Where "positions" occurs in a line of the entries below, copy that line.

** Supplied records **
======

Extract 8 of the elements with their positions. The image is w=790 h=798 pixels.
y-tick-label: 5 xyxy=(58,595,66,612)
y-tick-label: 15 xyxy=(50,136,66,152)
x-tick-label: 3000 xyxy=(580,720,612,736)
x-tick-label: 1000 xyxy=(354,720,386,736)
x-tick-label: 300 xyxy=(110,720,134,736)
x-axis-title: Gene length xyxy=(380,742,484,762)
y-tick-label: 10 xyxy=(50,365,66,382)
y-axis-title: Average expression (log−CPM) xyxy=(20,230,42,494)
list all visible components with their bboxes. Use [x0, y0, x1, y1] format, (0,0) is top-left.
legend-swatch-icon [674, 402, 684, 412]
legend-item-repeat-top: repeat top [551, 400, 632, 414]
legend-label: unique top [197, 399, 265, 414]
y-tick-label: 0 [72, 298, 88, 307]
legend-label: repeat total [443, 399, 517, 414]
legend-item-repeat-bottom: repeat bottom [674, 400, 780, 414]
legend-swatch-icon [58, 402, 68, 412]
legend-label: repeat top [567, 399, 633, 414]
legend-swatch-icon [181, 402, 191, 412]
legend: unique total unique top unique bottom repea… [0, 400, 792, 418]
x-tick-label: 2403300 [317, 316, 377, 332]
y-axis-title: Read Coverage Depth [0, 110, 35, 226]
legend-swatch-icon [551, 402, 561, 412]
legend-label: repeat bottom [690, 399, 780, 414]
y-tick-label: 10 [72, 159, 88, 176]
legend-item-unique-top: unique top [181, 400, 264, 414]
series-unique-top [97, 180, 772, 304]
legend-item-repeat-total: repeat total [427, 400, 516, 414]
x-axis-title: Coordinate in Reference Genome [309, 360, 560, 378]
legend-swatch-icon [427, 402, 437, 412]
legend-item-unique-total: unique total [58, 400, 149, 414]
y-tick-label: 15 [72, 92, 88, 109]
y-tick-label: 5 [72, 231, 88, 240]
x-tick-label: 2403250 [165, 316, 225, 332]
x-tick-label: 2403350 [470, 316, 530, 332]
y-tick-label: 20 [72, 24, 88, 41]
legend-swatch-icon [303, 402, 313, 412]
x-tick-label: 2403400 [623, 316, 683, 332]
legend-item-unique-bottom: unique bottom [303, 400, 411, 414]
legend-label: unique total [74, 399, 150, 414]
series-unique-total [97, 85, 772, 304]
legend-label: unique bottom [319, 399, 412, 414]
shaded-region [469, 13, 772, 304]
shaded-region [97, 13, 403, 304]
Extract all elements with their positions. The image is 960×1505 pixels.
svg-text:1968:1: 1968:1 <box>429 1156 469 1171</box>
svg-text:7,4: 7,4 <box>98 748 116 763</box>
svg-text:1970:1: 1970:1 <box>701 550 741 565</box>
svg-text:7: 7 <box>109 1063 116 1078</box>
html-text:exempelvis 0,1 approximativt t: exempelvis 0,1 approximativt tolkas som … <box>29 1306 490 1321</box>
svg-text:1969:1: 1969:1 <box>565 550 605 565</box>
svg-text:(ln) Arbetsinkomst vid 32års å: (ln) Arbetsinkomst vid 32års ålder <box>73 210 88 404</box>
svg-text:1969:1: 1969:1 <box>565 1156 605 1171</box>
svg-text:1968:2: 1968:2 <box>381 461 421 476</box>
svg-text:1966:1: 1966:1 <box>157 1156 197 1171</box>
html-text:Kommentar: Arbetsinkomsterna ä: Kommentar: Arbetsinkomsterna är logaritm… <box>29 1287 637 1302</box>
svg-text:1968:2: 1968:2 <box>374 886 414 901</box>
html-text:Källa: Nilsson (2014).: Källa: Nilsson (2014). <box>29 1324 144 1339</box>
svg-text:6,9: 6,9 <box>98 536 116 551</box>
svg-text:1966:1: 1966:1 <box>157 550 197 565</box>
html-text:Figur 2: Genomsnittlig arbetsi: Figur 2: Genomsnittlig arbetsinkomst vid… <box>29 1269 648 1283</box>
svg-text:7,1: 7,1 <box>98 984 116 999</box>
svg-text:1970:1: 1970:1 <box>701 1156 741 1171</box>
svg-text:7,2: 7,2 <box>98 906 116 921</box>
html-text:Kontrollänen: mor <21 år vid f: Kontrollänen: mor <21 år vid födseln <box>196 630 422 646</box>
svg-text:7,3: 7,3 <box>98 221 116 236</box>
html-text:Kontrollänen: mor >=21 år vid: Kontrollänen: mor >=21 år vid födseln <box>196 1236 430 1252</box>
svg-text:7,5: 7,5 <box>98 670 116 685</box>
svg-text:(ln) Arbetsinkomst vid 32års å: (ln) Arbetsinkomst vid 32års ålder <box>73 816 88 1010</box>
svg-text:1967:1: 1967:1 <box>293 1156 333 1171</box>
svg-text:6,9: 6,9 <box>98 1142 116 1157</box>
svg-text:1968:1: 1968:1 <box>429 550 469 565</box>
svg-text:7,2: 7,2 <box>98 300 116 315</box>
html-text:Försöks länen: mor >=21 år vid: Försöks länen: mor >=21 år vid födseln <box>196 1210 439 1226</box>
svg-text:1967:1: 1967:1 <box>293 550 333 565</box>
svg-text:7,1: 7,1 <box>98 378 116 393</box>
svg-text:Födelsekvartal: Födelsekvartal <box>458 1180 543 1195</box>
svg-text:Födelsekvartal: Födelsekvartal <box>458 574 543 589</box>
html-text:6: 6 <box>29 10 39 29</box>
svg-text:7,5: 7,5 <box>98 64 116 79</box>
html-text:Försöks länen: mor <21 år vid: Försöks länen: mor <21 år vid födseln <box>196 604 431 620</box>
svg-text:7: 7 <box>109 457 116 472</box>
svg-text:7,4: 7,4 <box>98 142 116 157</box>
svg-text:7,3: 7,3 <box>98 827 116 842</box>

======

** Task response **
Extract 8 of the elements with their positions. The image is w=790 h=798 pixels.
Extract all elements with their positions. The image is 960×1505 pixels.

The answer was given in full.